### Work required
Scan the entries below for the word "Acids". Copy out every line in which it occurs.

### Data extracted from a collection
···
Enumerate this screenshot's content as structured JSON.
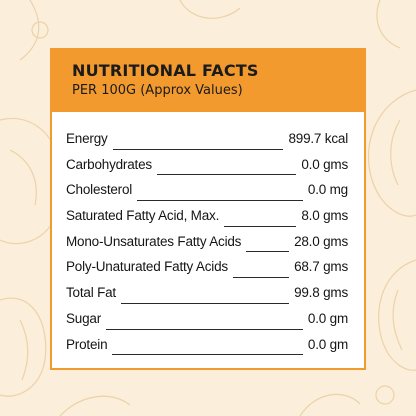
{
  "header": {
    "title": "NUTRITIONAL FACTS",
    "subtitle": "PER 100G (Approx Values)"
  },
  "rows": [
    {
      "label": "Energy",
      "value": "899.7 kcal"
    },
    {
      "label": "Carbohydrates",
      "value": "0.0 gms"
    },
    {
      "label": "Cholesterol",
      "value": "0.0 mg"
    },
    {
      "label": "Saturated Fatty Acid, Max.",
      "value": "8.0 gms"
    },
    {
      "label": "Mono-Unsaturates Fatty Acids",
      "value": "28.0 gms"
    },
    {
      "label": "Poly-Unaturated Fatty Acids",
      "value": "68.7 gms"
    },
    {
      "label": "Total Fat",
      "value": "99.8 gms"
    },
    {
      "label": "Sugar",
      "value": "0.0 gm"
    },
    {
      "label": "Protein",
      "value": "0.0 gm"
    }
  ],
  "colors": {
    "background": "#fbeedb",
    "accent": "#f39a2e",
    "line_art": "#ecd2a8"
  }
}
···
### Answer below
      "label": "Mono-Unsaturates Fatty Acids",
      "label": "Poly-Unaturated Fatty Acids",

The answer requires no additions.